------ Dataset excerpts

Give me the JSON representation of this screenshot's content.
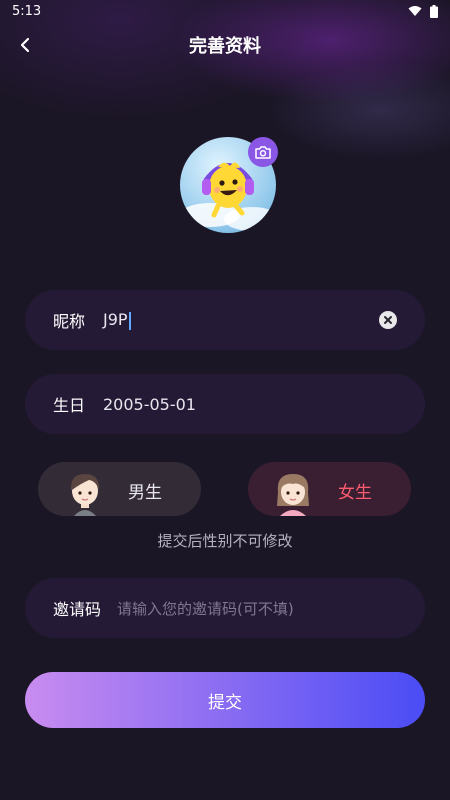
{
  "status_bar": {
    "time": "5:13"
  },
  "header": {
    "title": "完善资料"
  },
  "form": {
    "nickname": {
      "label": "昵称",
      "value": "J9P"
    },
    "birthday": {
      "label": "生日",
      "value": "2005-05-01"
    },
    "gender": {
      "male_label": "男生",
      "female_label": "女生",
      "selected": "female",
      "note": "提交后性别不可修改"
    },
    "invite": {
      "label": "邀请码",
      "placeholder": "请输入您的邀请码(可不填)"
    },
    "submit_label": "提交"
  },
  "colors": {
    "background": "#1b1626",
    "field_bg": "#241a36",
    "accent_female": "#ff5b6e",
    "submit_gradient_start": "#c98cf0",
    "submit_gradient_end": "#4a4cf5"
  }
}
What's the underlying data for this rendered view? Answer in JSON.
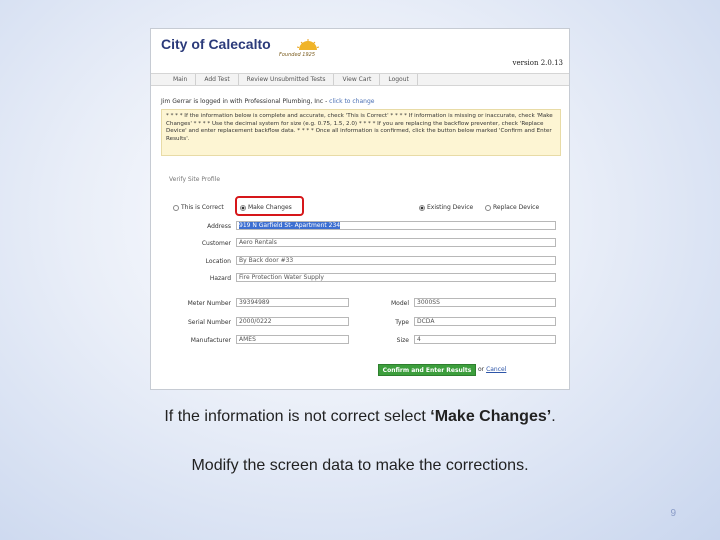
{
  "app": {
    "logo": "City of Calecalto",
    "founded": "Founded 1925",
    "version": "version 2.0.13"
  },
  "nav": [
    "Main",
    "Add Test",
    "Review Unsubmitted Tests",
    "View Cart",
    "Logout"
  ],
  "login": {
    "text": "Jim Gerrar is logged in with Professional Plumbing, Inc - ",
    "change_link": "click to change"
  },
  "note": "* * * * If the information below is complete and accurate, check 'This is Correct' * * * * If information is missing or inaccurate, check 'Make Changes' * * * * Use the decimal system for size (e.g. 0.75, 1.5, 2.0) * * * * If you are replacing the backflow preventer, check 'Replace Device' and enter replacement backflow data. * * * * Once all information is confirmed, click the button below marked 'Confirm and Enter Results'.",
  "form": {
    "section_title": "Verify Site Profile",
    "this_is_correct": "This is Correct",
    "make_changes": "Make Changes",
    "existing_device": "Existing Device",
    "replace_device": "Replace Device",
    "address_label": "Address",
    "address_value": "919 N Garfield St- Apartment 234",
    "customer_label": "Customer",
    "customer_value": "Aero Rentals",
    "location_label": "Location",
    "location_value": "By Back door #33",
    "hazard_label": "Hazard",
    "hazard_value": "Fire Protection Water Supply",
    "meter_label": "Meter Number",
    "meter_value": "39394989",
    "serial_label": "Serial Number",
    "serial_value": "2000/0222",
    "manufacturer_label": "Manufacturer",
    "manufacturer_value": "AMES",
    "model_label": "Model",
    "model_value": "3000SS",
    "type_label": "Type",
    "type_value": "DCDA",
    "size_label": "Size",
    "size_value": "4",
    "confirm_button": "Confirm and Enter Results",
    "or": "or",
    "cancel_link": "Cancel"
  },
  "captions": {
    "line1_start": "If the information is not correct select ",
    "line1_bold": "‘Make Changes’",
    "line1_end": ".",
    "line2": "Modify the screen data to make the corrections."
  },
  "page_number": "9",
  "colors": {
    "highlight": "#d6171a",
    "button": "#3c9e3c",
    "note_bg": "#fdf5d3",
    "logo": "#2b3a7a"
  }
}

------------
------ Dataset excerpts

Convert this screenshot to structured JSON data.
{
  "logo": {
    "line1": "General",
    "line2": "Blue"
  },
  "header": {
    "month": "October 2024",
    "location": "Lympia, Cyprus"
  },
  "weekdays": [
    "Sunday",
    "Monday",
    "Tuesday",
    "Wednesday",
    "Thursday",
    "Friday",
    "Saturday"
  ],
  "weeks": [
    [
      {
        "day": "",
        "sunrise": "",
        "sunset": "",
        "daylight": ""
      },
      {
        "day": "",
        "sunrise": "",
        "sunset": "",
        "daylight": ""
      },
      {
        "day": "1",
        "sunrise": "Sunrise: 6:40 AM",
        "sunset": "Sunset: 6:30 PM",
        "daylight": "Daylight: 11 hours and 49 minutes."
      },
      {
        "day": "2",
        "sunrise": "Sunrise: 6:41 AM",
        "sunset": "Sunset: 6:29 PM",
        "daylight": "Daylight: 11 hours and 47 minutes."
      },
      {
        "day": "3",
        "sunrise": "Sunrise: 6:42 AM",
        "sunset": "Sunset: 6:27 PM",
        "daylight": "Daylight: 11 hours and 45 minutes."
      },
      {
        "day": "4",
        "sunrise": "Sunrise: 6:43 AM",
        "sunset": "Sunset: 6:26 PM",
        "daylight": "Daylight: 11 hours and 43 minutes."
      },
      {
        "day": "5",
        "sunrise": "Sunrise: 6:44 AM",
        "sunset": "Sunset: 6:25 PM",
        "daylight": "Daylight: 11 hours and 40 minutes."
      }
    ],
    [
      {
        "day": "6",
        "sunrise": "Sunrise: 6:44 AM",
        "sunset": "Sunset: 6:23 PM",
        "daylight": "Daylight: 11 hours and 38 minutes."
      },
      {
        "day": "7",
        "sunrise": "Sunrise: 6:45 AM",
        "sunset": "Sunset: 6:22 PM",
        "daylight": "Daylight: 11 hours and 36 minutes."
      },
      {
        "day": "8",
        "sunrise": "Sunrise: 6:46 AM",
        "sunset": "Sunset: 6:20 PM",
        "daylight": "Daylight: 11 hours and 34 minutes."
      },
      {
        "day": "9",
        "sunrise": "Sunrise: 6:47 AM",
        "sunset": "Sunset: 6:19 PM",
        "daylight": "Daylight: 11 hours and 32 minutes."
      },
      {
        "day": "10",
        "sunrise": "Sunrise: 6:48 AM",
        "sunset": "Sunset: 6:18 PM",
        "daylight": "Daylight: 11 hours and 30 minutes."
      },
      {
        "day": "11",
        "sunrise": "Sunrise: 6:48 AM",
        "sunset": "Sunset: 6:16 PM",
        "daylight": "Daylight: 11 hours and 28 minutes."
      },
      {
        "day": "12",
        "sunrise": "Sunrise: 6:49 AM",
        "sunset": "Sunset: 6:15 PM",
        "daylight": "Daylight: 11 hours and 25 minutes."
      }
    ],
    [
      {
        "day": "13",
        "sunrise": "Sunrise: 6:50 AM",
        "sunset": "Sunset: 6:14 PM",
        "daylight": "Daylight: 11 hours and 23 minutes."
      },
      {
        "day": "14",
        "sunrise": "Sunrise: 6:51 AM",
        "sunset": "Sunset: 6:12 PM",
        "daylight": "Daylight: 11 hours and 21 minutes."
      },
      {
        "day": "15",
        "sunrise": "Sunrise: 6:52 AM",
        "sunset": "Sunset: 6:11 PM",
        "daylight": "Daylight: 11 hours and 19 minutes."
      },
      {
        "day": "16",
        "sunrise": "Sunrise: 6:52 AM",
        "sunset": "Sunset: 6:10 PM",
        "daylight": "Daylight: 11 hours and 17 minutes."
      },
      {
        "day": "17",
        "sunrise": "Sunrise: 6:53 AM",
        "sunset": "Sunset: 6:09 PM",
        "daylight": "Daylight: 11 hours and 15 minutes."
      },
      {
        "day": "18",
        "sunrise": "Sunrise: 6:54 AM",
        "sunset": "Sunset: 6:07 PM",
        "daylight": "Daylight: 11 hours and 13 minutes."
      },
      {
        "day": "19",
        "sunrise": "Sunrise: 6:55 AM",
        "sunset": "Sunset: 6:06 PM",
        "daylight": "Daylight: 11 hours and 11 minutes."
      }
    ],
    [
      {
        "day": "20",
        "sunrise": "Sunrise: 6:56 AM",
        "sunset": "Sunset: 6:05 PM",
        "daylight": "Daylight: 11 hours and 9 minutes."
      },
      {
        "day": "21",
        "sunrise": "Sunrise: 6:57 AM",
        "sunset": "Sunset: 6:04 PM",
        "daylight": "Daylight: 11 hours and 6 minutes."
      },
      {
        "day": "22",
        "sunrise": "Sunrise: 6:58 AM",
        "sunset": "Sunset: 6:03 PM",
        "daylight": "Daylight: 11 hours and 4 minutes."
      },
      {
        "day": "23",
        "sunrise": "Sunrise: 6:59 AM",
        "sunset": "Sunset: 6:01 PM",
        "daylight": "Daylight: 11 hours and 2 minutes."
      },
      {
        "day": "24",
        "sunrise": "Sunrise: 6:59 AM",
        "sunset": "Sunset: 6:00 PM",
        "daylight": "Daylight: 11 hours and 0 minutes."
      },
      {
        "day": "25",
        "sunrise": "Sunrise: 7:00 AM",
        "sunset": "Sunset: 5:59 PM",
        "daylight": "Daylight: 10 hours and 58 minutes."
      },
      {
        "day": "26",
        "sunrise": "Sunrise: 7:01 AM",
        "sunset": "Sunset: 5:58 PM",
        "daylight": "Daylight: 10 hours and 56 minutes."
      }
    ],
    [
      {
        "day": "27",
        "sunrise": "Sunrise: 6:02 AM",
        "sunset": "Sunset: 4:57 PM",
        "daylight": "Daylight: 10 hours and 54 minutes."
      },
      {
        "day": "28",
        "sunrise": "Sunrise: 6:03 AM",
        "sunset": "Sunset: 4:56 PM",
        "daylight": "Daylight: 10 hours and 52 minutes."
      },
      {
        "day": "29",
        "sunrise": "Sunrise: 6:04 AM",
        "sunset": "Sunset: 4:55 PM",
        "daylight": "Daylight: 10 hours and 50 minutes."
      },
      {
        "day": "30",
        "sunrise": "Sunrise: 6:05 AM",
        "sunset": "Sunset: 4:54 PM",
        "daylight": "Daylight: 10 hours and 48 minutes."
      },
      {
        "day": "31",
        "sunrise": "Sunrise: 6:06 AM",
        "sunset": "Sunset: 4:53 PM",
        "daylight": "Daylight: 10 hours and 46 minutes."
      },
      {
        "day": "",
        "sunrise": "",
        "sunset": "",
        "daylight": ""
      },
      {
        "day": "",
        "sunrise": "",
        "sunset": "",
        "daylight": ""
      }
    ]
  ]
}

------------

> Given exercise
Copy and report every line where the word "JSON" is present.

> Exercise response
Give me the JSON representation of this screenshot's content.
What's the underlying data for this rendered view? Answer in JSON.
Convert this screenshot to structured JSON data.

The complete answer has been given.